- **Records from a collection**
^^^^^^^^^^^^^^^^

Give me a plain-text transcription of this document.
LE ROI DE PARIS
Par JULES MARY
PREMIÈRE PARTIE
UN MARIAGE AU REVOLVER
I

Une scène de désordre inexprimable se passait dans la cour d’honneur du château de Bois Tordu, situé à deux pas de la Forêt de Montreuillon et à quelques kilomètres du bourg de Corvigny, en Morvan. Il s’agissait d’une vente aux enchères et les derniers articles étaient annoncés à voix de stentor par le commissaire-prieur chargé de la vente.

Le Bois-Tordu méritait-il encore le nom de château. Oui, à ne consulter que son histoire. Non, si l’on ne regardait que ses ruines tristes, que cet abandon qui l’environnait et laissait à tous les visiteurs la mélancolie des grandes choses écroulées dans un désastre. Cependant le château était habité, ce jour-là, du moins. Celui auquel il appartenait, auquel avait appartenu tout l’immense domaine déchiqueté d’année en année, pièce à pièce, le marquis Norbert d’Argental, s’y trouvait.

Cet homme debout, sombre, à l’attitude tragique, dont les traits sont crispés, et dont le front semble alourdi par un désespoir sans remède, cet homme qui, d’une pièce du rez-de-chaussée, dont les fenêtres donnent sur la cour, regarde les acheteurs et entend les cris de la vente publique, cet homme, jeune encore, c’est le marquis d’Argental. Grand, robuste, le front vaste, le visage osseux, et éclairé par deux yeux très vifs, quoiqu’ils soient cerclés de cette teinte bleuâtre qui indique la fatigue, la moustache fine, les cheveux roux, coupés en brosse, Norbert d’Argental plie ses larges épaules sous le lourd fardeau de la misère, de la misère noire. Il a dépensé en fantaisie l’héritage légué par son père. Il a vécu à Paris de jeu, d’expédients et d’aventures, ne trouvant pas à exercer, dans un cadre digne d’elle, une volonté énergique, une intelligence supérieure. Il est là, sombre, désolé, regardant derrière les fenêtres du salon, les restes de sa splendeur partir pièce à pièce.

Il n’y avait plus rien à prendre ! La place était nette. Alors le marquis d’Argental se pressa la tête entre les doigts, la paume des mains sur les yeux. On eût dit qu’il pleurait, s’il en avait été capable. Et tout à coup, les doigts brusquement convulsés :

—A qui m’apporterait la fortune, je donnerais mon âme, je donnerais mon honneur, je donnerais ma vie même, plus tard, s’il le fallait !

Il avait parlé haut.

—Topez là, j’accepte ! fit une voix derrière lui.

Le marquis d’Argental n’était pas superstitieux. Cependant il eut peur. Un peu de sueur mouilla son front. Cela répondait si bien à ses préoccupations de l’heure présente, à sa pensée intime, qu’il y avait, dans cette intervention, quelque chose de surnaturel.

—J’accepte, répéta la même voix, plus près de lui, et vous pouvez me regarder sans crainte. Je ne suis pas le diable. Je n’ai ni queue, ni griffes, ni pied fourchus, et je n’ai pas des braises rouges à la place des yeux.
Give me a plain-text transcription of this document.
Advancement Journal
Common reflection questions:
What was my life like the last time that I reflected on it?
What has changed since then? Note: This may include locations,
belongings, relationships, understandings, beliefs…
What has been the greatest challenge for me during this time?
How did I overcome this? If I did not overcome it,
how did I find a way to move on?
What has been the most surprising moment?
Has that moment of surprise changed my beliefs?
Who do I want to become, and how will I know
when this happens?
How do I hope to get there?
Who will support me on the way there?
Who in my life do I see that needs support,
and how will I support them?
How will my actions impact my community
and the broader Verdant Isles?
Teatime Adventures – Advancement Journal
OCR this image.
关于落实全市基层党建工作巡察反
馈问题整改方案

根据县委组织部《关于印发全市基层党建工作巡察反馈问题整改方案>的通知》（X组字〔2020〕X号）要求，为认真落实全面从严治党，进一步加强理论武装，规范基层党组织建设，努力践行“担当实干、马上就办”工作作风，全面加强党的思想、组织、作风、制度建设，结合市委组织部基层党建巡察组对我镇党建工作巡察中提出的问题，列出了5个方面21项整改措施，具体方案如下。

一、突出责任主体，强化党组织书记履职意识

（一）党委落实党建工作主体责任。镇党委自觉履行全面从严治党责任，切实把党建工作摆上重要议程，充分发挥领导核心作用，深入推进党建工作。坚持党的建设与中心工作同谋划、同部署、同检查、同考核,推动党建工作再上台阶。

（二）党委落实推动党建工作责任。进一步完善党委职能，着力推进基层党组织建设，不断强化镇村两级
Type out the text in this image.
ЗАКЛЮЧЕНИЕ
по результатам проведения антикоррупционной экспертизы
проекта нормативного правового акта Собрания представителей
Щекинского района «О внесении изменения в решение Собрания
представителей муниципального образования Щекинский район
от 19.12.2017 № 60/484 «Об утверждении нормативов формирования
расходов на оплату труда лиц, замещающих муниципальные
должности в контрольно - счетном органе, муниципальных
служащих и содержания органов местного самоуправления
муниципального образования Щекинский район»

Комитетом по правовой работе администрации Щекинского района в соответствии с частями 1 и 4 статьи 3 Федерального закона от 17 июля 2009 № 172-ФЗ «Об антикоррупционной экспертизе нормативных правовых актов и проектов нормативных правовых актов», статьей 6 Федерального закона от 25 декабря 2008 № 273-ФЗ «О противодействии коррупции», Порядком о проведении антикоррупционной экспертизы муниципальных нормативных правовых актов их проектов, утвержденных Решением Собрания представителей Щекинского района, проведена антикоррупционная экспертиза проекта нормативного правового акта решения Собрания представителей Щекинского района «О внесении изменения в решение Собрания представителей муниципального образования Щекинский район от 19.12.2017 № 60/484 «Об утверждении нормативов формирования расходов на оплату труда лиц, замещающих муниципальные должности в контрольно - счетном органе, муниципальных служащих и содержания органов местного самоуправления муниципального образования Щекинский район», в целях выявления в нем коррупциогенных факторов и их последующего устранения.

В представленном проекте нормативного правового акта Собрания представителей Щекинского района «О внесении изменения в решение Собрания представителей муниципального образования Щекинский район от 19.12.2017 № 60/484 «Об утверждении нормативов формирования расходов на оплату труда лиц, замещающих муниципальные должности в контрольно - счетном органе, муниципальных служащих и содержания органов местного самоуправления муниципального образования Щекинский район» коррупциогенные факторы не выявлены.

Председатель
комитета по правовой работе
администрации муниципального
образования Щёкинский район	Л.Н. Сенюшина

^^^^^^^^^^^^^^^^

- **Stated exercise**
Go back to the listing above and please repeat it exactly.

- **Exercise answer**
Give me a plain-text transcription of this document.
LE ROI DE PARIS
Par JULES MARY
PREMIÈRE PARTIE
UN MARIAGE AU REVOLVER
I

Une scène de désordre inexprimable se passait dans la cour d’honneur du château de Bois Tordu, situé à deux pas de la Forêt de Montreuillon et à quelques kilomètres du bourg de Corvigny, en Morvan. Il s’agissait d’une vente aux enchères et les derniers articles étaient annoncés à voix de stentor par le commissaire-prieur chargé de la vente.

Le Bois-Tordu méritait-il encore le nom de château. Oui, à ne consulter que son histoire. Non, si l’on ne regardait que ses ruines tristes, que cet abandon qui l’environnait et laissait à tous les visiteurs la mélancolie des grandes choses écroulées dans un désastre. Cependant le château était habité, ce jour-là, du moins. Celui auquel il appartenait, auquel avait appartenu tout l’immense domaine déchiqueté d’année en année, pièce à pièce, le marquis Norbert d’Argental, s’y trouvait.

Cet homme debout, sombre, à l’attitude tragique, dont les traits sont crispés, et dont le front semble alourdi par un désespoir sans remède, cet homme qui, d’une pièce du rez-de-chaussée, dont les fenêtres donnent sur la cour, regarde les acheteurs et entend les cris de la vente publique, cet homme, jeune encore, c’est le marquis d’Argental. Grand, robuste, le front vaste, le visage osseux, et éclairé par deux yeux très vifs, quoiqu’ils soient cerclés de cette teinte bleuâtre qui indique la fatigue, la moustache fine, les cheveux roux, coupés en brosse, Norbert d’Argental plie ses larges épaules sous le lourd fardeau de la misère, de la misère noire. Il a dépensé en fantaisie l’héritage légué par son père. Il a vécu à Paris de jeu, d’expédients et d’aventures, ne trouvant pas à exercer, dans un cadre digne d’elle, une volonté énergique, une intelligence supérieure. Il est là, sombre, désolé, regardant derrière les fenêtres du salon, les restes de sa splendeur partir pièce à pièce.

Il n’y avait plus rien à prendre ! La place était nette. Alors le marquis d’Argental se pressa la tête entre les doigts, la paume des mains sur les yeux. On eût dit qu’il pleurait, s’il en avait été capable. Et tout à coup, les doigts brusquement convulsés :

—A qui m’apporterait la fortune, je donnerais mon âme, je donnerais mon honneur, je donnerais ma vie même, plus tard, s’il le fallait !

Il avait parlé haut.

—Topez là, j’accepte ! fit une voix derrière lui.

Le marquis d’Argental n’était pas superstitieux. Cependant il eut peur. Un peu de sueur mouilla son front. Cela répondait si bien à ses préoccupations de l’heure présente, à sa pensée intime, qu’il y avait, dans cette intervention, quelque chose de surnaturel.

—J’accepte, répéta la même voix, plus près de lui, et vous pouvez me regarder sans crainte. Je ne suis pas le diable. Je n’ai ni queue, ni griffes, ni pied fourchus, et je n’ai pas des braises rouges à la place des yeux.
Give me a plain-text transcription of this document.
Advancement Journal
Common reflection questions:
What was my life like the last time that I reflected on it?
What has changed since then? Note: This may include locations,
belongings, relationships, understandings, beliefs…
What has been the greatest challenge for me during this time?
How did I overcome this? If I did not overcome it,
how did I find a way to move on?
What has been the most surprising moment?
Has that moment of surprise changed my beliefs?
Who do I want to become, and how will I know
when this happens?
How do I hope to get there?
Who will support me on the way there?
Who in my life do I see that needs support,
and how will I support them?
How will my actions impact my community
and the broader Verdant Isles?
Teatime Adventures – Advancement Journal
OCR this image.
关于落实全市基层党建工作巡察反
馈问题整改方案

根据县委组织部《关于印发全市基层党建工作巡察反馈问题整改方案>的通知》（X组字〔2020〕X号）要求，为认真落实全面从严治党，进一步加强理论武装，规范基层党组织建设，努力践行“担当实干、马上就办”工作作风，全面加强党的思想、组织、作风、制度建设，结合市委组织部基层党建巡察组对我镇党建工作巡察中提出的问题，列出了5个方面21项整改措施，具体方案如下。

一、突出责任主体，强化党组织书记履职意识

（一）党委落实党建工作主体责任。镇党委自觉履行全面从严治党责任，切实把党建工作摆上重要议程，充分发挥领导核心作用，深入推进党建工作。坚持党的建设与中心工作同谋划、同部署、同检查、同考核,推动党建工作再上台阶。

（二）党委落实推动党建工作责任。进一步完善党委职能，着力推进基层党组织建设，不断强化镇村两级
Type out the text in this image.
ЗАКЛЮЧЕНИЕ
по результатам проведения антикоррупционной экспертизы
проекта нормативного правового акта Собрания представителей
Щекинского района «О внесении изменения в решение Собрания
представителей муниципального образования Щекинский район
от 19.12.2017 № 60/484 «Об утверждении нормативов формирования
расходов на оплату труда лиц, замещающих муниципальные
должности в контрольно - счетном органе, муниципальных
служащих и содержания органов местного самоуправления
муниципального образования Щекинский район»

Комитетом по правовой работе администрации Щекинского района в соответствии с частями 1 и 4 статьи 3 Федерального закона от 17 июля 2009 № 172-ФЗ «Об антикоррупционной экспертизе нормативных правовых актов и проектов нормативных правовых актов», статьей 6 Федерального закона от 25 декабря 2008 № 273-ФЗ «О противодействии коррупции», Порядком о проведении антикоррупционной экспертизы муниципальных нормативных правовых актов их проектов, утвержденных Решением Собрания представителей Щекинского района, проведена антикоррупционная экспертиза проекта нормативного правового акта решения Собрания представителей Щекинского района «О внесении изменения в решение Собрания представителей муниципального образования Щекинский район от 19.12.2017 № 60/484 «Об утверждении нормативов формирования расходов на оплату труда лиц, замещающих муниципальные должности в контрольно - счетном органе, муниципальных служащих и содержания органов местного самоуправления муниципального образования Щекинский район», в целях выявления в нем коррупциогенных факторов и их последующего устранения.

В представленном проекте нормативного правового акта Собрания представителей Щекинского района «О внесении изменения в решение Собрания представителей муниципального образования Щекинский район от 19.12.2017 № 60/484 «Об утверждении нормативов формирования расходов на оплату труда лиц, замещающих муниципальные должности в контрольно - счетном органе, муниципальных служащих и содержания органов местного самоуправления муниципального образования Щекинский район» коррупциогенные факторы не выявлены.

Председатель
комитета по правовой работе
администрации муниципального
образования Щёкинский район	Л.Н. Сенюшина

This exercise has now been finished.